=== DATASET RECORDS ===

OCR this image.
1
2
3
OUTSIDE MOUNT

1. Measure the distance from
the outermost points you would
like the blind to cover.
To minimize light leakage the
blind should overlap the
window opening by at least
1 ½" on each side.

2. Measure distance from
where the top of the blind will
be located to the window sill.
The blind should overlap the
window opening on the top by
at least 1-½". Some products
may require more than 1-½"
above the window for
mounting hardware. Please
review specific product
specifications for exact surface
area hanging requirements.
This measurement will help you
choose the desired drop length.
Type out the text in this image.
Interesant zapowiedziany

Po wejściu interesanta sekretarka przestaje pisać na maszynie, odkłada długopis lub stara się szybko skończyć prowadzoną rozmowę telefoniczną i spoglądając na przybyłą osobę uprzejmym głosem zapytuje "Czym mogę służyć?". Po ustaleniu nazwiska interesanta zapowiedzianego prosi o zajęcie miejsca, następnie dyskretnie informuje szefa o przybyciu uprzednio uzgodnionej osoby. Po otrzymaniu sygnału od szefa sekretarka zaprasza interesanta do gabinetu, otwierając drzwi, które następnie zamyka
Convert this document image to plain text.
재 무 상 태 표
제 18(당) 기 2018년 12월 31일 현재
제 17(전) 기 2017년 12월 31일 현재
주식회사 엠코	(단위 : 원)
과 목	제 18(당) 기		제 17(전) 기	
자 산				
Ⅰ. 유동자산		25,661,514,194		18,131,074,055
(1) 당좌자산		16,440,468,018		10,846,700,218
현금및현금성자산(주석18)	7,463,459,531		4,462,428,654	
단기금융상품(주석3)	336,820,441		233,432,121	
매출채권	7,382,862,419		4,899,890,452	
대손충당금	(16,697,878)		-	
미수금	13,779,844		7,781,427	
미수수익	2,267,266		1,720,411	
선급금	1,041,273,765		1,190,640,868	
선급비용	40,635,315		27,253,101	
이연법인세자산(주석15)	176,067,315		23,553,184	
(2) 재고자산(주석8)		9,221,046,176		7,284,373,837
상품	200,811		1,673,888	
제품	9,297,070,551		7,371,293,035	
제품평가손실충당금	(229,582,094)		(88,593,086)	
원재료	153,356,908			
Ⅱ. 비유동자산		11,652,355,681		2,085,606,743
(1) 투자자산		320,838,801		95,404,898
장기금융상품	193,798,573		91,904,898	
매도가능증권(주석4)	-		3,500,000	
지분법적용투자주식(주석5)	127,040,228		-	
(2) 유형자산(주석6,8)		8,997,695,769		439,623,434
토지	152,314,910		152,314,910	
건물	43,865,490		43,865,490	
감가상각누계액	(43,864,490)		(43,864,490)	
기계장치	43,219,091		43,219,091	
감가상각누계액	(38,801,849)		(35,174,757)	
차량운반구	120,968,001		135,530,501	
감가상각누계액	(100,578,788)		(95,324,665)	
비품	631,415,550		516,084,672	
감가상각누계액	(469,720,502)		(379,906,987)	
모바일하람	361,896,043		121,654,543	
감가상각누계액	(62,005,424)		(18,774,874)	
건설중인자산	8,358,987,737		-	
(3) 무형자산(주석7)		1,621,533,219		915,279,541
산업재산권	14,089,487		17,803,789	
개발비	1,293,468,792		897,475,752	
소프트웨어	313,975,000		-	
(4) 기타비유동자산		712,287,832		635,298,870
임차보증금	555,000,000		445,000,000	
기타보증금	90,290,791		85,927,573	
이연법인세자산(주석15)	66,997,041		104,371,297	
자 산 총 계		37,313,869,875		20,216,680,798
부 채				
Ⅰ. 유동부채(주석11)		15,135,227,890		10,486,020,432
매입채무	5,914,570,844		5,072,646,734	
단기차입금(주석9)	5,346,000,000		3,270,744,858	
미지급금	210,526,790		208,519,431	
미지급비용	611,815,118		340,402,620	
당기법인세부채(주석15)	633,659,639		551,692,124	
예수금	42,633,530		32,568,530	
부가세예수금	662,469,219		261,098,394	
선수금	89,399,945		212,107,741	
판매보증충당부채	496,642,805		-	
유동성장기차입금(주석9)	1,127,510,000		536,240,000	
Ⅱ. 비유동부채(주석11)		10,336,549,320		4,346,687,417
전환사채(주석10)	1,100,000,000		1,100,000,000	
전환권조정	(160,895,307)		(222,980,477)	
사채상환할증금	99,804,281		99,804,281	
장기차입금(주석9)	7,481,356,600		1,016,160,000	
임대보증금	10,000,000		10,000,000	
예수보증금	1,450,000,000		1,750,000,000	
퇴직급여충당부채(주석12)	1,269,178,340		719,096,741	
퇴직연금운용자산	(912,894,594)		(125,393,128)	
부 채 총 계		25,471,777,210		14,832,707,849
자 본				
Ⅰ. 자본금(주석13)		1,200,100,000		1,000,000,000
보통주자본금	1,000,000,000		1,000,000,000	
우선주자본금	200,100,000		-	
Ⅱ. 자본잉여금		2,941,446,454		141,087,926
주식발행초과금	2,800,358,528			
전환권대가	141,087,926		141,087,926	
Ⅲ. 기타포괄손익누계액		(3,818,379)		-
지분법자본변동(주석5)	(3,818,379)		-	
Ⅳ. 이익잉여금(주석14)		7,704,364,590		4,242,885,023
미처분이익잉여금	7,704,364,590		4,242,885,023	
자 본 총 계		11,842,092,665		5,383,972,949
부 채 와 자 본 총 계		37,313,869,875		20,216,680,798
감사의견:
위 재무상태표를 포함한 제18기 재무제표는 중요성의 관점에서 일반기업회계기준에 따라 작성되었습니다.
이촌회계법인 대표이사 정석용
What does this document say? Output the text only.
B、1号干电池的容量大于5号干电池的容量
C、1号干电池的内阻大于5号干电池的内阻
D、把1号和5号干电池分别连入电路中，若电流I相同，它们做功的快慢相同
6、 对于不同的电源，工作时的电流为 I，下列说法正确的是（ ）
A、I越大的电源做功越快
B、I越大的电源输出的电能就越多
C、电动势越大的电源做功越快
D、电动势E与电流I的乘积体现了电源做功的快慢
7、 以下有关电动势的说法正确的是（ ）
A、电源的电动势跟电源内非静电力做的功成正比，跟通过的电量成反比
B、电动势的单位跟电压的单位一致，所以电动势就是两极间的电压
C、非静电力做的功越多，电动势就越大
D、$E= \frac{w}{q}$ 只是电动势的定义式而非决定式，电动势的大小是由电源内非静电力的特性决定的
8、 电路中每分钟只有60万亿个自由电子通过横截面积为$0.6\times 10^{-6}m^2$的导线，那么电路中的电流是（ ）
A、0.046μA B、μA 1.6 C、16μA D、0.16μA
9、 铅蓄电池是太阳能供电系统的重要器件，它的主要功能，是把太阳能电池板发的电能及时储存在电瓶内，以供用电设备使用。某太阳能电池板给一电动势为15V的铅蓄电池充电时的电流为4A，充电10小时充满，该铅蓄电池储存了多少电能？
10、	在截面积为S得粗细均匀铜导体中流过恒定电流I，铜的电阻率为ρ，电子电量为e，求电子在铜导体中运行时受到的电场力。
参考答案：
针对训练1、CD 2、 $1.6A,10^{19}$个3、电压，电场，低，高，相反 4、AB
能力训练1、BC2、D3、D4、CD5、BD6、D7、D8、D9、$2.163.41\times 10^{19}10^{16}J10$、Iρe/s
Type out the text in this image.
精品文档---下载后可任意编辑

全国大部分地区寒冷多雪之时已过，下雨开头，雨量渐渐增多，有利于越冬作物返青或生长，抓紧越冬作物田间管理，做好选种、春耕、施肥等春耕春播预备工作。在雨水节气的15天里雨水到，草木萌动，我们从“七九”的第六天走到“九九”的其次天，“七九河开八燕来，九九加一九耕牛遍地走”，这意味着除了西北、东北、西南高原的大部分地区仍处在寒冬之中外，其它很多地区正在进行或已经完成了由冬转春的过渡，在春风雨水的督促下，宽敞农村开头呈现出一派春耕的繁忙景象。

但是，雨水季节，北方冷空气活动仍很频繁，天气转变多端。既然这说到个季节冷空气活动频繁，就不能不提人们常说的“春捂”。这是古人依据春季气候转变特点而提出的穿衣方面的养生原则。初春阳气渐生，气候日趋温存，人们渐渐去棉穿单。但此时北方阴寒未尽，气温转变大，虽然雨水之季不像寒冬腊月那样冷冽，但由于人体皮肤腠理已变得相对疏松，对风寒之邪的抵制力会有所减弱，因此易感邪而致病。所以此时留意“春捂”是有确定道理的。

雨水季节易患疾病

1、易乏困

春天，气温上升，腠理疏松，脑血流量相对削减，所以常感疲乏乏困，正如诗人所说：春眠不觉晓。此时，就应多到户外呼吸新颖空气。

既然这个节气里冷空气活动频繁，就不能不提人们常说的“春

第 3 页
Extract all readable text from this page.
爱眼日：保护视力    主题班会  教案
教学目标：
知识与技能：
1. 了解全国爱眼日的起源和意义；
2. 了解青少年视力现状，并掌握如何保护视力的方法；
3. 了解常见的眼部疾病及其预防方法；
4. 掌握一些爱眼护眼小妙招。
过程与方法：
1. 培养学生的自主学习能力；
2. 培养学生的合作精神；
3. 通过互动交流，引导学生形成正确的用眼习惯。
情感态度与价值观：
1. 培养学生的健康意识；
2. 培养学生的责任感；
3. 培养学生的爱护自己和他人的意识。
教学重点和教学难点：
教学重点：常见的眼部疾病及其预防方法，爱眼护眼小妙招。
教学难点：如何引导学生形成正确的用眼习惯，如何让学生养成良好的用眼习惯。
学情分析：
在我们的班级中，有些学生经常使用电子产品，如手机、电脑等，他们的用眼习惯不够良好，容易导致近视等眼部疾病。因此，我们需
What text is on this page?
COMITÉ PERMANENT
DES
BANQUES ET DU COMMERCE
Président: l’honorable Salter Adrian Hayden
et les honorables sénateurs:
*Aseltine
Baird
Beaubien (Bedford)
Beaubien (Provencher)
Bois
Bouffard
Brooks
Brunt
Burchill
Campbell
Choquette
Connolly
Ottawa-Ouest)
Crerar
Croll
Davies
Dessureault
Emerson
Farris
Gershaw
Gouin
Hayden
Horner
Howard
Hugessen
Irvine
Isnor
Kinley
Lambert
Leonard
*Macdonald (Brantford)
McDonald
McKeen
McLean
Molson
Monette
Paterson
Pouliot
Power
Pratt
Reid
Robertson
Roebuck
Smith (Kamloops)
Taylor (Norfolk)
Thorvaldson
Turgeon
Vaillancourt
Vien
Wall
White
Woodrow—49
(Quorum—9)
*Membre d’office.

===

## TASK TO COMPLETE
Copy out all lines above that include the string "page".

## RESULT OF THE EXERCISE
Extract all readable text from this page.
What text is on this page?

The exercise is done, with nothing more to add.